>> begin

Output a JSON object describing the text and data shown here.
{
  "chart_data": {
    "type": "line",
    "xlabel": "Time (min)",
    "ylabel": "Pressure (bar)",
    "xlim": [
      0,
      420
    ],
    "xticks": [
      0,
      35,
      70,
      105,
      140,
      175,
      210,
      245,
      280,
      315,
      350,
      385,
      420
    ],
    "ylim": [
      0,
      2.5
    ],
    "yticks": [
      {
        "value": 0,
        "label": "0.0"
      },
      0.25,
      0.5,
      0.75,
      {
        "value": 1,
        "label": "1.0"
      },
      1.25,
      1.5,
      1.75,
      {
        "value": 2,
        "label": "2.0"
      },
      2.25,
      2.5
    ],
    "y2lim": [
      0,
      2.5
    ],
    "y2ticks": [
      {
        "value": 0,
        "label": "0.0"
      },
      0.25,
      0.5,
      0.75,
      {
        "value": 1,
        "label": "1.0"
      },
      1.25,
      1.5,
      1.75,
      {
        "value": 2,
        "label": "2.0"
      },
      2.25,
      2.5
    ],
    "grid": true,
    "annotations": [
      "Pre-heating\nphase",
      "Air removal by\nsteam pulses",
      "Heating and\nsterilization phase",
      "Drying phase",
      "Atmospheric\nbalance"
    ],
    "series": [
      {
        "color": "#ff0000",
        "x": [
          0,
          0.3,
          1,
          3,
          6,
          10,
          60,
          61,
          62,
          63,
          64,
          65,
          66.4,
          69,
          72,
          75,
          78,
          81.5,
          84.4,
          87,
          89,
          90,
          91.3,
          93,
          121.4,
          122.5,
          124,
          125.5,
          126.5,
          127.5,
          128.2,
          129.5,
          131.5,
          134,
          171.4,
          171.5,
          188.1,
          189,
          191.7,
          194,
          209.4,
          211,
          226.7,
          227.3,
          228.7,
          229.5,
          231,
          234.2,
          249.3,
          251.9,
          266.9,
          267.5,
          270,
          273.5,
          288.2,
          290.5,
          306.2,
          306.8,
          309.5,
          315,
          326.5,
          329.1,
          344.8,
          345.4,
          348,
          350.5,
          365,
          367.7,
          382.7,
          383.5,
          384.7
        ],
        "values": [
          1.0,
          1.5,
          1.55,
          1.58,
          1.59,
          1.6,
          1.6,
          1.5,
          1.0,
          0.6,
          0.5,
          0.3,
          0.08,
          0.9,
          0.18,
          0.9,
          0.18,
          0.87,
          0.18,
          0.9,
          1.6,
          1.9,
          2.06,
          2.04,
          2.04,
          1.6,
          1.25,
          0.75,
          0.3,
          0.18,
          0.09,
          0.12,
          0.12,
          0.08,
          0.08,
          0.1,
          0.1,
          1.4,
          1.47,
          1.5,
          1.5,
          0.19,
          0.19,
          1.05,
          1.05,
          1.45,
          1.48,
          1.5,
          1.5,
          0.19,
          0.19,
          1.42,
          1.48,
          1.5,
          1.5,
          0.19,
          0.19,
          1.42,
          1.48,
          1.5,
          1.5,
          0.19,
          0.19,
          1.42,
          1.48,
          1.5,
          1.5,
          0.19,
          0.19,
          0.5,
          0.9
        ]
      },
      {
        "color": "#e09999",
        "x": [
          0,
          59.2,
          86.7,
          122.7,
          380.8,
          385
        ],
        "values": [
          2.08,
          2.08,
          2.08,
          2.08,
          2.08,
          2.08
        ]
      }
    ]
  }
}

>> end

● **Required task**:
Reproduce the complete set of lines precisely as supplied.

● **Answer**:
Output a JSON object describing the text and data shown here.
{
  "chart_data": {
    "type": "line",
    "xlabel": "Time (min)",
    "ylabel": "Pressure (bar)",
    "xlim": [
      0,
      420
    ],
    "xticks": [
      0,
      35,
      70,
      105,
      140,
      175,
      210,
      245,
      280,
      315,
      350,
      385,
      420
    ],
    "ylim": [
      0,
      2.5
    ],
    "yticks": [
      {
        "value": 0,
        "label": "0.0"
      },
      0.25,
      0.5,
      0.75,
      {
        "value": 1,
        "label": "1.0"
      },
      1.25,
      1.5,
      1.75,
      {
        "value": 2,
        "label": "2.0"
      },
      2.25,
      2.5
    ],
    "y2lim": [
      0,
      2.5
    ],
    "y2ticks": [
      {
        "value": 0,
        "label": "0.0"
      },
      0.25,
      0.5,
      0.75,
      {
        "value": 1,
        "label": "1.0"
      },
      1.25,
      1.5,
      1.75,
      {
        "value": 2,
        "label": "2.0"
      },
      2.25,
      2.5
    ],
    "grid": true,
    "annotations": [
      "Pre-heating\nphase",
      "Air removal by\nsteam pulses",
      "Heating and\nsterilization phase",
      "Drying phase",
      "Atmospheric\nbalance"
    ],
    "series": [
      {
        "color": "#ff0000",
        "x": [
          0,
          0.3,
          1,
          3,
          6,
          10,
          60,
          61,
          62,
          63,
          64,
          65,
          66.4,
          69,
          72,
          75,
          78,
          81.5,
          84.4,
          87,
          89,
          90,
          91.3,
          93,
          121.4,
          122.5,
          124,
          125.5,
          126.5,
          127.5,
          128.2,
          129.5,
          131.5,
          134,
          171.4,
          171.5,
          188.1,
          189,
          191.7,
          194,
          209.4,
          211,
          226.7,
          227.3,
          228.7,
          229.5,
          231,
          234.2,
          249.3,
          251.9,
          266.9,
          267.5,
          270,
          273.5,
          288.2,
          290.5,
          306.2,
          306.8,
          309.5,
          315,
          326.5,
          329.1,
          344.8,
          345.4,
          348,
          350.5,
          365,
          367.7,
          382.7,
          383.5,
          384.7
        ],
        "values": [
          1.0,
          1.5,
          1.55,
          1.58,
          1.59,
          1.6,
          1.6,
          1.5,
          1.0,
          0.6,
          0.5,
          0.3,
          0.08,
          0.9,
          0.18,
          0.9,
          0.18,
          0.87,
          0.18,
          0.9,
          1.6,
          1.9,
          2.06,
          2.04,
          2.04,
          1.6,
          1.25,
          0.75,
          0.3,
          0.18,
          0.09,
          0.12,
          0.12,
          0.08,
          0.08,
          0.1,
          0.1,
          1.4,
          1.47,
          1.5,
          1.5,
          0.19,
          0.19,
          1.05,
          1.05,
          1.45,
          1.48,
          1.5,
          1.5,
          0.19,
          0.19,
          1.42,
          1.48,
          1.5,
          1.5,
          0.19,
          0.19,
          1.42,
          1.48,
          1.5,
          1.5,
          0.19,
          0.19,
          1.42,
          1.48,
          1.5,
          1.5,
          0.19,
          0.19,
          0.5,
          0.9
        ]
      },
      {
        "color": "#e09999",
        "x": [
          0,
          59.2,
          86.7,
          122.7,
          380.8,
          385
        ],
        "values": [
          2.08,
          2.08,
          2.08,
          2.08,
          2.08,
          2.08
        ]
      }
    ]
  }
}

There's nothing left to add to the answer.